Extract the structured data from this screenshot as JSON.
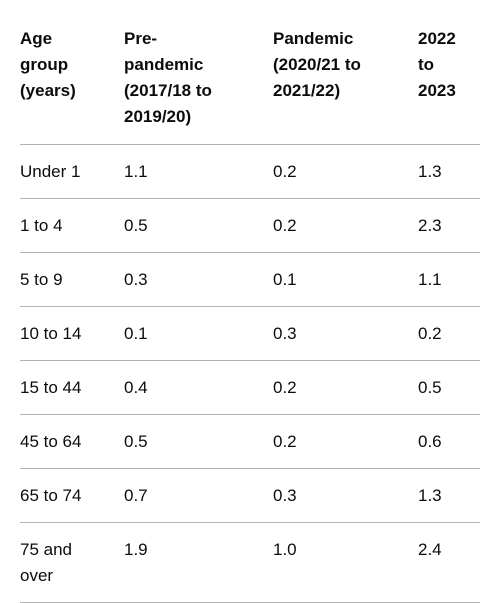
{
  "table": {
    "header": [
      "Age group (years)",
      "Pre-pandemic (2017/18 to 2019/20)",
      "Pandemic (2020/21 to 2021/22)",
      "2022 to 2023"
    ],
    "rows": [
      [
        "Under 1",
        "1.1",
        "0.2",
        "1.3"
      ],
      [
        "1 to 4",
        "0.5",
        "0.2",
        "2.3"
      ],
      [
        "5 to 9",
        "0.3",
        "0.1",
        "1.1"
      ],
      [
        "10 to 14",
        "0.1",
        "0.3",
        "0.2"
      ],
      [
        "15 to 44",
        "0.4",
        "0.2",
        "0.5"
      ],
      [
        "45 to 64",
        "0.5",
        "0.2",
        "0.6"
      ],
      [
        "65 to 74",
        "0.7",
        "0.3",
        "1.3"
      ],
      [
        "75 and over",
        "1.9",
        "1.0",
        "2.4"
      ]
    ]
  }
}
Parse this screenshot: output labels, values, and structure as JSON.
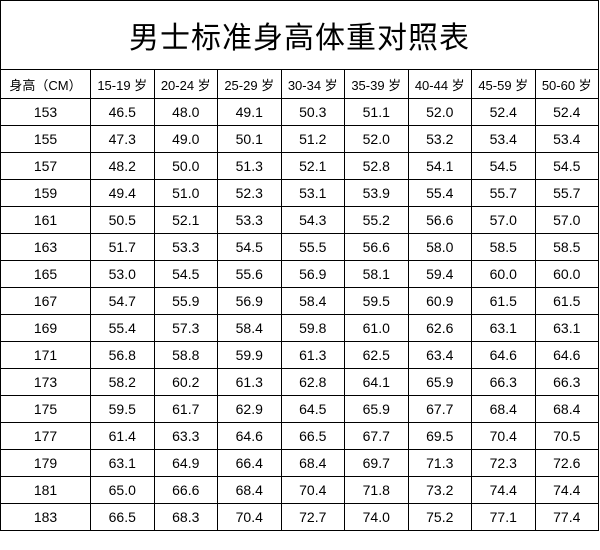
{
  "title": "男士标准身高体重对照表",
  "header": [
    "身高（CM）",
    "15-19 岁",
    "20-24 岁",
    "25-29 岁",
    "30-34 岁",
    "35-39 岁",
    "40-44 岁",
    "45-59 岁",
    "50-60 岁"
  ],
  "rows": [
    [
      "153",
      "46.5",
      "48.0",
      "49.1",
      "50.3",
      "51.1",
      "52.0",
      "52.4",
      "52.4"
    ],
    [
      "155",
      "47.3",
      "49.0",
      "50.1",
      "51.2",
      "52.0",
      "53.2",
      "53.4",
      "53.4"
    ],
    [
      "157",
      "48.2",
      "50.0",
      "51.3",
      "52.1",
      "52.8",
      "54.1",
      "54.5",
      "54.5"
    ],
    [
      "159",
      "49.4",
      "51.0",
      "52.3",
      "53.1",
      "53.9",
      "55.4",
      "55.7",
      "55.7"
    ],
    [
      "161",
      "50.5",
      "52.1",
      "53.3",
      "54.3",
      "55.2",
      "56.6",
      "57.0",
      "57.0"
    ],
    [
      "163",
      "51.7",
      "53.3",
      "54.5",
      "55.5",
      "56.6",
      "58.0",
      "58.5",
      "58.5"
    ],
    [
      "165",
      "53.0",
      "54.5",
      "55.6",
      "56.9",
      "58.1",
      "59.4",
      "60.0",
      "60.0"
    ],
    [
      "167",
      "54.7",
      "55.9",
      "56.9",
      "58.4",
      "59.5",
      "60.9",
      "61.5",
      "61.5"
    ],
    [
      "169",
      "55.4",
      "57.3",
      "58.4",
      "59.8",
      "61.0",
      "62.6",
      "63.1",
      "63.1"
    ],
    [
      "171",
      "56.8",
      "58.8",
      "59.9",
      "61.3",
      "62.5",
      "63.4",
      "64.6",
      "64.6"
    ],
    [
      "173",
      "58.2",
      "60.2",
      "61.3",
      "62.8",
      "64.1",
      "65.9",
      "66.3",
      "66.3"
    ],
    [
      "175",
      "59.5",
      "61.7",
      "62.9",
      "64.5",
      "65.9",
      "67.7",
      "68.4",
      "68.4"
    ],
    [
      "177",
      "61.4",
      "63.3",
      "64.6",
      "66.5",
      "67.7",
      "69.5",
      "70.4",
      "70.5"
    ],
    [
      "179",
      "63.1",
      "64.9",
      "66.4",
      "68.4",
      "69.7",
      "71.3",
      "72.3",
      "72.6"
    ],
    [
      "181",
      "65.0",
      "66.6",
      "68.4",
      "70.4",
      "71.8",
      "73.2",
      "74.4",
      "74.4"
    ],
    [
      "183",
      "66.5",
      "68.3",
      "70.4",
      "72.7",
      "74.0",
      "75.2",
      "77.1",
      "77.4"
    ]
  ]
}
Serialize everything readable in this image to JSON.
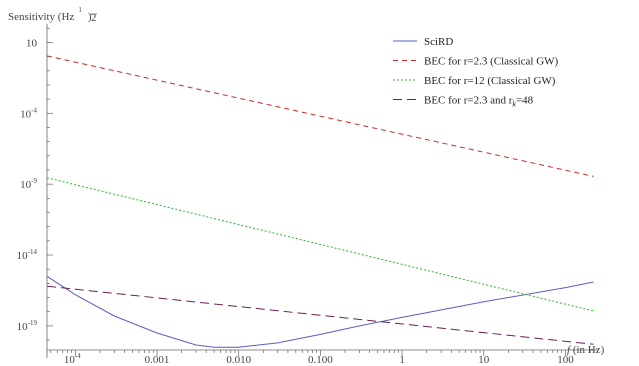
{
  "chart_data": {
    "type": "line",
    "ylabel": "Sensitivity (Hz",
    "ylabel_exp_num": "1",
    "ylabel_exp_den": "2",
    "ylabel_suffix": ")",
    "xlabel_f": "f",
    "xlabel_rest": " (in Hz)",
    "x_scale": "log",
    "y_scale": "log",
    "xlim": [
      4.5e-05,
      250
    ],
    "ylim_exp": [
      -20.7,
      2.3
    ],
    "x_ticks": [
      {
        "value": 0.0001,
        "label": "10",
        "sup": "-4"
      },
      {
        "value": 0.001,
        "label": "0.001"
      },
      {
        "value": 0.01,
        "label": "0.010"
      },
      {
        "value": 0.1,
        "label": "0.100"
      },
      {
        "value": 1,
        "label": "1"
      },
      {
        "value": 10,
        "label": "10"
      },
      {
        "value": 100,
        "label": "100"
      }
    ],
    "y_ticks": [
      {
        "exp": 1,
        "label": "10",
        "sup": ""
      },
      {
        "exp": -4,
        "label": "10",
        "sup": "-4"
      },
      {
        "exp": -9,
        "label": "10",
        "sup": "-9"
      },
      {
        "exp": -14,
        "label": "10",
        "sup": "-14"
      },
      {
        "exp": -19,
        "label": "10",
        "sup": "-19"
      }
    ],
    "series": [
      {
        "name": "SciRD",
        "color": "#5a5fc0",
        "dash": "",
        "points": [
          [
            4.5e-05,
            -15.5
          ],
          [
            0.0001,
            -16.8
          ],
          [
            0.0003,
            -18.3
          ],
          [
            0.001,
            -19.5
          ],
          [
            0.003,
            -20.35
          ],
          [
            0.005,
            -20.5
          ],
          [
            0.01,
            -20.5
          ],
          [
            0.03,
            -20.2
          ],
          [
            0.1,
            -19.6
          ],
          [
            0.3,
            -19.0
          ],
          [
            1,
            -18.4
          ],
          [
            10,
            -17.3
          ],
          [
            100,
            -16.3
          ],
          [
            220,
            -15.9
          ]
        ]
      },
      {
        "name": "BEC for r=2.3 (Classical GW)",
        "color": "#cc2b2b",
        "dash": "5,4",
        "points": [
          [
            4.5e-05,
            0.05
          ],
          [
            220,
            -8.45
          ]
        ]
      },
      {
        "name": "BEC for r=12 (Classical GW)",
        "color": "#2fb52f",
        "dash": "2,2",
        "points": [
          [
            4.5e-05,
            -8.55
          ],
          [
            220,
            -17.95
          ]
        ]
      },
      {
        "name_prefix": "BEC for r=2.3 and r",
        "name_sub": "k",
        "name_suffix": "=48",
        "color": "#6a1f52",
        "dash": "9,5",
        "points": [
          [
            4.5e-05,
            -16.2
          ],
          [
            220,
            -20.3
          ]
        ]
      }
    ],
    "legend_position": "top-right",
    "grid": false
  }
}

-------------------------

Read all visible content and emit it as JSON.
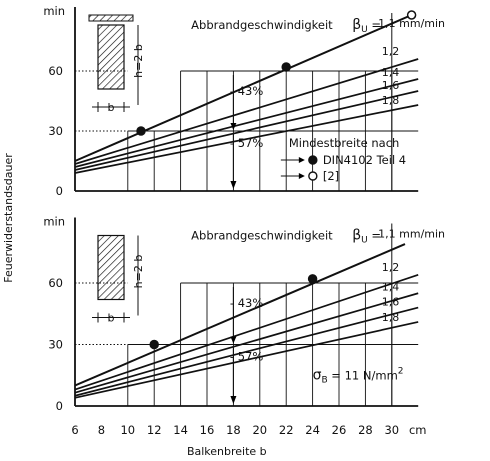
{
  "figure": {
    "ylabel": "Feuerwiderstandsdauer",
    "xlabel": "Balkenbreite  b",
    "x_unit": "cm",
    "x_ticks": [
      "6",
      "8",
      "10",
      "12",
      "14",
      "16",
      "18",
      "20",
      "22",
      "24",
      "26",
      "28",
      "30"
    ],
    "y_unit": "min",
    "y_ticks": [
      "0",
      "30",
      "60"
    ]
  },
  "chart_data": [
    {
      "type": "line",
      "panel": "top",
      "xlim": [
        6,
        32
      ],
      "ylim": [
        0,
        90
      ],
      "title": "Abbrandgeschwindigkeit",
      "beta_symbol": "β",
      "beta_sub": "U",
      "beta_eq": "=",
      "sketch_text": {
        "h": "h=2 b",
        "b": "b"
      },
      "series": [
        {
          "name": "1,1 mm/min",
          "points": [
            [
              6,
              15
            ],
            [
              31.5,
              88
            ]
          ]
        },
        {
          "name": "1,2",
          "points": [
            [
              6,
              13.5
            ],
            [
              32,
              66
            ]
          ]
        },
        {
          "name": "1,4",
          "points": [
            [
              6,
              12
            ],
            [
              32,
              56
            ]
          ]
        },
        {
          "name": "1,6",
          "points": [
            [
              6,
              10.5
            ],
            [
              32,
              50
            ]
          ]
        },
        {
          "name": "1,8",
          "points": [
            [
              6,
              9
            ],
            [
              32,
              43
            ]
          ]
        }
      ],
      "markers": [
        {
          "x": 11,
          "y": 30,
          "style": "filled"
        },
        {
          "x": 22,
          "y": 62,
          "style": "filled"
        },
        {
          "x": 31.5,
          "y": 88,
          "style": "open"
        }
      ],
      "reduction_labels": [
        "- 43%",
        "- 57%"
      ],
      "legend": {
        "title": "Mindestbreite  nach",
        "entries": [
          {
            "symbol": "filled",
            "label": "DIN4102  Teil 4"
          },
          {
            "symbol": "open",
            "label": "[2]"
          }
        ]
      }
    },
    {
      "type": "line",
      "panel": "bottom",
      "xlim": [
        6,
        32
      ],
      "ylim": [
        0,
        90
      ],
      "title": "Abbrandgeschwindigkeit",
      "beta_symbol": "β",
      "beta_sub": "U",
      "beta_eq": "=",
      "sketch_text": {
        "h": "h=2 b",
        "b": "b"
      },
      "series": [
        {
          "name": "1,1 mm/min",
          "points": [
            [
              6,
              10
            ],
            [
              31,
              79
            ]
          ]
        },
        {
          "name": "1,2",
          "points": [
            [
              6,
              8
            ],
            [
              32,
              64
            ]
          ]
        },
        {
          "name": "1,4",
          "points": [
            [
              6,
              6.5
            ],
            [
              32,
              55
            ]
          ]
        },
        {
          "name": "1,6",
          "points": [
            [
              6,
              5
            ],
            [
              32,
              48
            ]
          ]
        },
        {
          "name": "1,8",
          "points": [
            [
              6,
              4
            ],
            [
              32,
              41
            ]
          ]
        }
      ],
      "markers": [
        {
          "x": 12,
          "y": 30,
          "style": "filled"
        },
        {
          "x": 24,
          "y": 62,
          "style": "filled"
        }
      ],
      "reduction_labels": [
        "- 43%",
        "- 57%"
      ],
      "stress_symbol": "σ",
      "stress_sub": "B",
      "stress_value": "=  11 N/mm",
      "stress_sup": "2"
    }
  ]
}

-------------------------

* **Goal of the exercise**: From the listing above, collect each line in which the string "screenshot" appears.

* **Correct answer**:
Extract the structured data from this screenshot as JSON.
Parse this screenshot: output labels, values, and structure as JSON.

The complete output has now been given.